→ Dataset records

-- -- --

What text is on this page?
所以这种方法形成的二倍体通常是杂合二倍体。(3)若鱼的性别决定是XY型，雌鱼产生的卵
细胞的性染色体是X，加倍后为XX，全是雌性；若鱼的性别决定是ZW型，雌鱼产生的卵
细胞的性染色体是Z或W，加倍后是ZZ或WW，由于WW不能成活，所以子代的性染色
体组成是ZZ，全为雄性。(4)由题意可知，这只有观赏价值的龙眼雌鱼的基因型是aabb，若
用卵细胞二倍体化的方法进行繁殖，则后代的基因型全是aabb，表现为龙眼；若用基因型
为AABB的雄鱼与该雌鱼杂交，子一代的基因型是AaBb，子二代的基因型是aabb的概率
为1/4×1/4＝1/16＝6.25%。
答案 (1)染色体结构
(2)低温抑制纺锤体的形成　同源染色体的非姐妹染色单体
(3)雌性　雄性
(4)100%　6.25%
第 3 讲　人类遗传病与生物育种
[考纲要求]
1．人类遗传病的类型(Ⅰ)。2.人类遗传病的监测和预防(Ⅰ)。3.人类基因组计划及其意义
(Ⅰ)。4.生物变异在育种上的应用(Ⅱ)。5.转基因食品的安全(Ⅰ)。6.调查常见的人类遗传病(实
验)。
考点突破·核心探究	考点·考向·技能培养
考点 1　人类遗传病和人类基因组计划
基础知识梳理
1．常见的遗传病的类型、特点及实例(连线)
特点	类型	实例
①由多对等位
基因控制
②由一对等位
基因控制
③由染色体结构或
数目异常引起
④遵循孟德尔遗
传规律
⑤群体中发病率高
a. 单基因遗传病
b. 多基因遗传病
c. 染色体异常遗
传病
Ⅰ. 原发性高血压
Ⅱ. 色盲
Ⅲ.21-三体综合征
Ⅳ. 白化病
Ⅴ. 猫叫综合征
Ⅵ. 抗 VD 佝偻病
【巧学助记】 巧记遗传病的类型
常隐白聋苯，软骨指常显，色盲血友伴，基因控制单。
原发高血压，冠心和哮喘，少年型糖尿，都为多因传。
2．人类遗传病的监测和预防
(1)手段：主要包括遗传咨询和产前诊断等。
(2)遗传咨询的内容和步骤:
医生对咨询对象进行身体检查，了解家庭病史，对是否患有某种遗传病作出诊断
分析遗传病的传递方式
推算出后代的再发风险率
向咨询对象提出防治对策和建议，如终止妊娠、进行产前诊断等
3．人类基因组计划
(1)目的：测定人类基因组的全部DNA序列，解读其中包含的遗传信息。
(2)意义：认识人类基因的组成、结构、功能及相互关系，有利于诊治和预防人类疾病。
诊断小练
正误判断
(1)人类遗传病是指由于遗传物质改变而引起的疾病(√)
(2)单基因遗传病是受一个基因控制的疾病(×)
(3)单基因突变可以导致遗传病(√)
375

-- -- --

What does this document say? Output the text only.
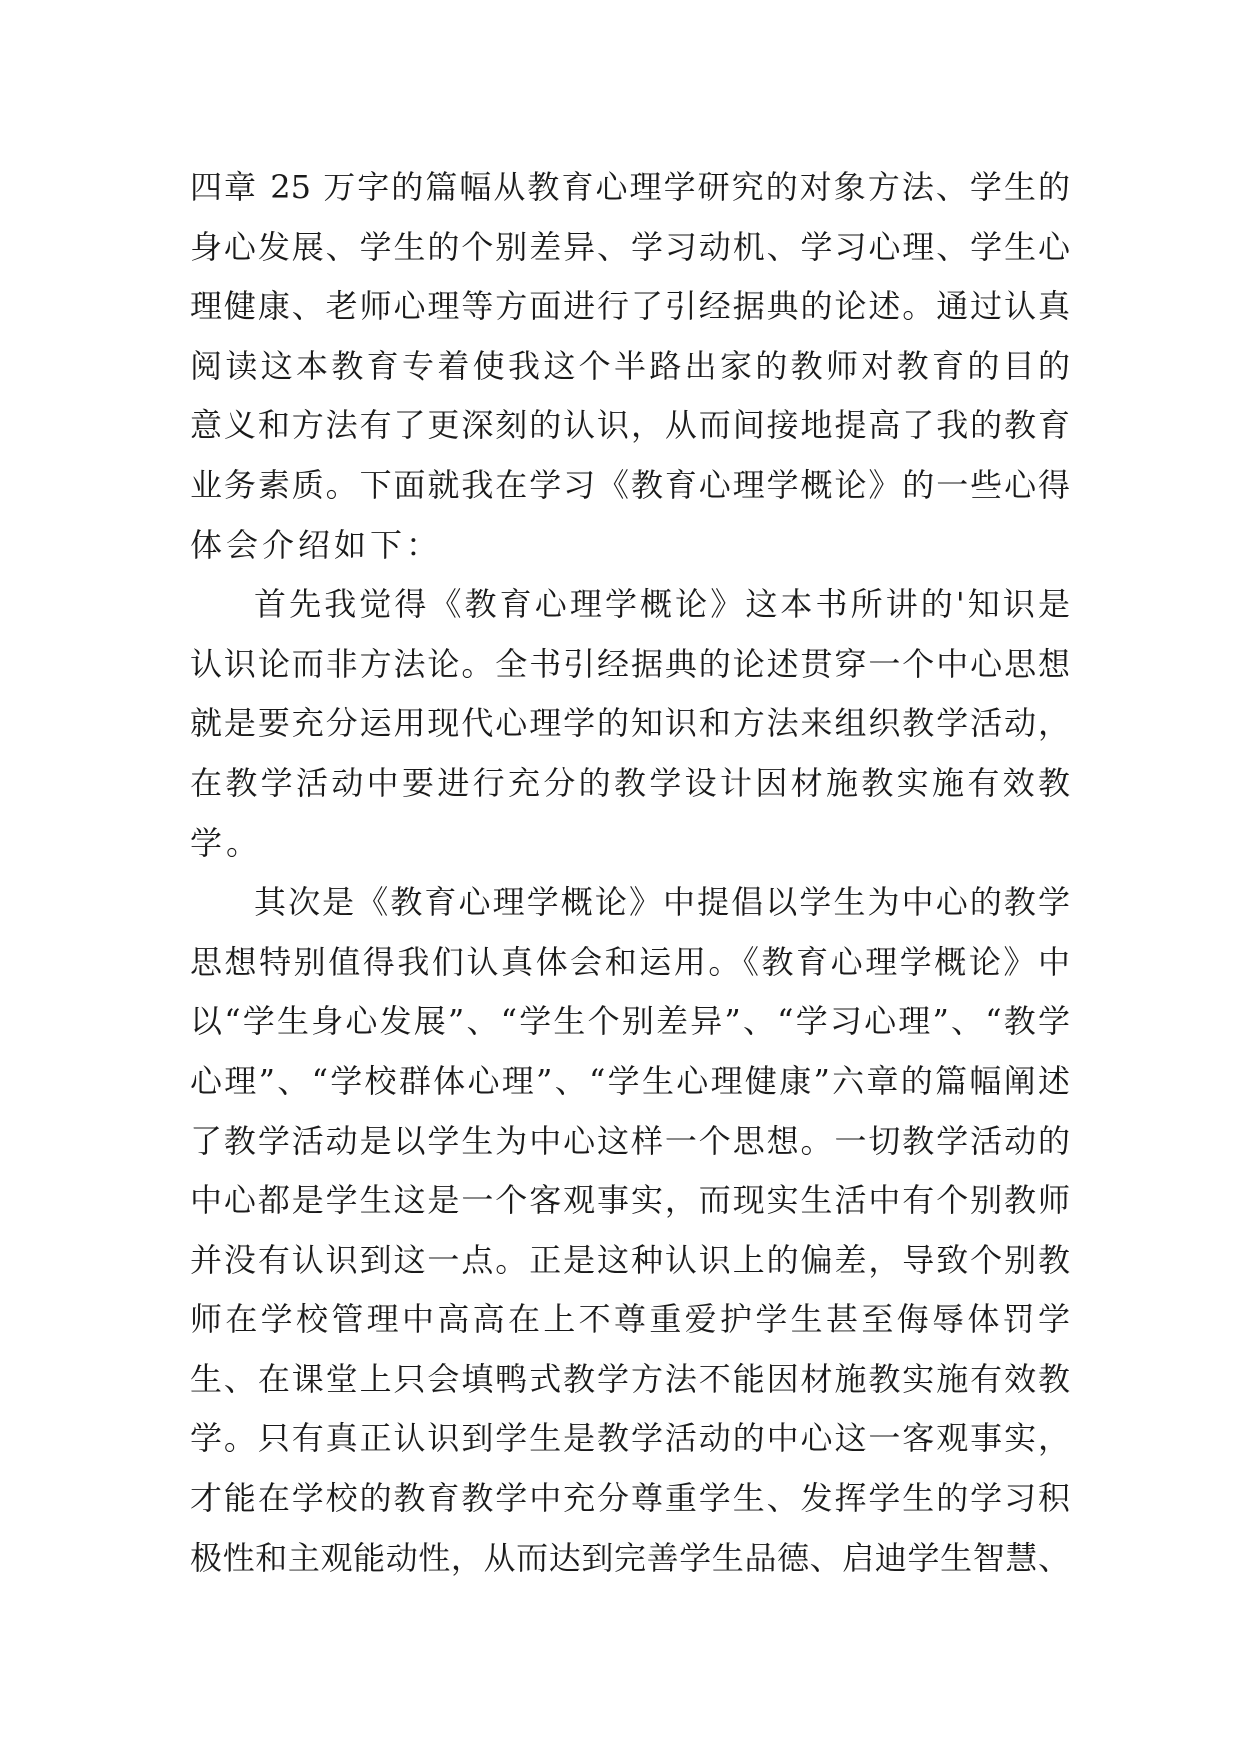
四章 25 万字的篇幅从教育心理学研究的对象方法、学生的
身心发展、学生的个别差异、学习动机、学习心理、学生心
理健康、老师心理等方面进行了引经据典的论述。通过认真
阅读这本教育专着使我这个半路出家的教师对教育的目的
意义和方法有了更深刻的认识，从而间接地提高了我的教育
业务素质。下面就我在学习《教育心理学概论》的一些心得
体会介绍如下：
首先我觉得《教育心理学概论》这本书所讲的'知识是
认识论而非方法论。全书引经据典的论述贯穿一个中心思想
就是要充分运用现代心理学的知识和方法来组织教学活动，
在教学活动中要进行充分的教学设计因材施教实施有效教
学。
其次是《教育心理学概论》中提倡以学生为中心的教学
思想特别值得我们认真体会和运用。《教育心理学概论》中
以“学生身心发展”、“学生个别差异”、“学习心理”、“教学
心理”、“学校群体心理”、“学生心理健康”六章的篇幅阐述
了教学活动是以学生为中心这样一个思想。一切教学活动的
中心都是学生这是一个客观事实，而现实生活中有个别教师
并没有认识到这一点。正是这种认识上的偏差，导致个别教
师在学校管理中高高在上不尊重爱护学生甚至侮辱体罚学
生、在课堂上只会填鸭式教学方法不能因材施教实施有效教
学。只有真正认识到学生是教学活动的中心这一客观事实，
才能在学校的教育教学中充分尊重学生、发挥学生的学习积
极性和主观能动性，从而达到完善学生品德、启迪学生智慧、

-- -- --

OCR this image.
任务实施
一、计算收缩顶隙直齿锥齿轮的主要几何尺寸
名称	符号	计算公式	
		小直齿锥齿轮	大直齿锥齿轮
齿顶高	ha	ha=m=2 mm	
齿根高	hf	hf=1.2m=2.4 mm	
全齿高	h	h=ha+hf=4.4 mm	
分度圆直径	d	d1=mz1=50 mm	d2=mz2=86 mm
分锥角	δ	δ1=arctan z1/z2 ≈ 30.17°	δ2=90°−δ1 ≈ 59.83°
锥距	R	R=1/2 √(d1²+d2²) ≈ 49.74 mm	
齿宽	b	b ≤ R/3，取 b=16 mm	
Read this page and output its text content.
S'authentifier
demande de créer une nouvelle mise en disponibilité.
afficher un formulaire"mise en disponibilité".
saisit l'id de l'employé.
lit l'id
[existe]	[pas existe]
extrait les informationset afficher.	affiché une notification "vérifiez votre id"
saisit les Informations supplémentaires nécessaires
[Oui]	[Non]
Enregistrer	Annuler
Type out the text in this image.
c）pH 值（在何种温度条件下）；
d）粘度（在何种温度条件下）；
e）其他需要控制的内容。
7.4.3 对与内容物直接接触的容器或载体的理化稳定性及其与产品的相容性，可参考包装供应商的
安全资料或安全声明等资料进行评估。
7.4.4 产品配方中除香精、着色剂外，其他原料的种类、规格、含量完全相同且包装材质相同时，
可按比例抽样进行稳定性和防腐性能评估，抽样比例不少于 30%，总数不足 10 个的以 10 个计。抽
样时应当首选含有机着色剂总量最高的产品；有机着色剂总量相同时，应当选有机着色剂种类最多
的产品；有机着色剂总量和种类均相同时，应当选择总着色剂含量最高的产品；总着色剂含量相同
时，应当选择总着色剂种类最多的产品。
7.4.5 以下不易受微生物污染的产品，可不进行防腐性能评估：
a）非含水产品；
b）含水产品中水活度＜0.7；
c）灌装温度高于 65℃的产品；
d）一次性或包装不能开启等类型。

-- -- --

→ EXERCISE REQUIREMENTS
Show each line of the data that contains the string "afficher".

→ TASK SOLUTION
afficher un formulaire"mise en disponibilité".
extrait les informationset afficher.	affiché une notification "vérifiez votre id"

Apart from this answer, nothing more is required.